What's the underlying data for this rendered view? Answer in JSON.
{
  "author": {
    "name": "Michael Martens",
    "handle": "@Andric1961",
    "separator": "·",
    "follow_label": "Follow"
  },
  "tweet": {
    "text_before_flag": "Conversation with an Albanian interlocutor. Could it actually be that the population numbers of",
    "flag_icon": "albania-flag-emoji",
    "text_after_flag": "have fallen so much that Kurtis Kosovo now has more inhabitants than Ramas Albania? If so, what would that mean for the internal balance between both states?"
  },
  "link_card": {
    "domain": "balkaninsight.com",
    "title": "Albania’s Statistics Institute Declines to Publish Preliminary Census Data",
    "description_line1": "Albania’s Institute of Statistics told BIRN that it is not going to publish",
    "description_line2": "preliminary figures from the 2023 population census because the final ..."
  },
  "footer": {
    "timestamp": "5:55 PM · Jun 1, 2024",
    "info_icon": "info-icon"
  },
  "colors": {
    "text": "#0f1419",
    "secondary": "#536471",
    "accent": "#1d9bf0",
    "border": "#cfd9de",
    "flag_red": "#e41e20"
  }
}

==

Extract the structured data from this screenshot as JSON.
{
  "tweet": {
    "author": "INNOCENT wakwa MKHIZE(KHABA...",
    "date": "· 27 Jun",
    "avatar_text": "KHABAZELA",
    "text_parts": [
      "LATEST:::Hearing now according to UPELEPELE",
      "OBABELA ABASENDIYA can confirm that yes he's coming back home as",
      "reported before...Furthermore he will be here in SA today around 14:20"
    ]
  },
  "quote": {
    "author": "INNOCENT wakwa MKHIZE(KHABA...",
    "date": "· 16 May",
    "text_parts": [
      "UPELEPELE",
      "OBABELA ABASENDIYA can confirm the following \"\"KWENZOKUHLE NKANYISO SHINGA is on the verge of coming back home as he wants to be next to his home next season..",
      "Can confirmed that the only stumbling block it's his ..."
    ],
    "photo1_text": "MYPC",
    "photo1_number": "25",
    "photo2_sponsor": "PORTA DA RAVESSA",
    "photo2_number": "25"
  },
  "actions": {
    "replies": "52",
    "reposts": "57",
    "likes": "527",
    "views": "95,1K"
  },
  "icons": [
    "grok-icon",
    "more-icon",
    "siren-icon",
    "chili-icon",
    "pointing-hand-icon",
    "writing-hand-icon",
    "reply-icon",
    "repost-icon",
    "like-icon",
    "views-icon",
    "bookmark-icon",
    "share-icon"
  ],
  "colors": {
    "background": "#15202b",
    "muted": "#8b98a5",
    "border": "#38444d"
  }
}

INSTRUCTION:
Report only how many lines in the records contain the word "population".

FINISHED EXERCISE:
2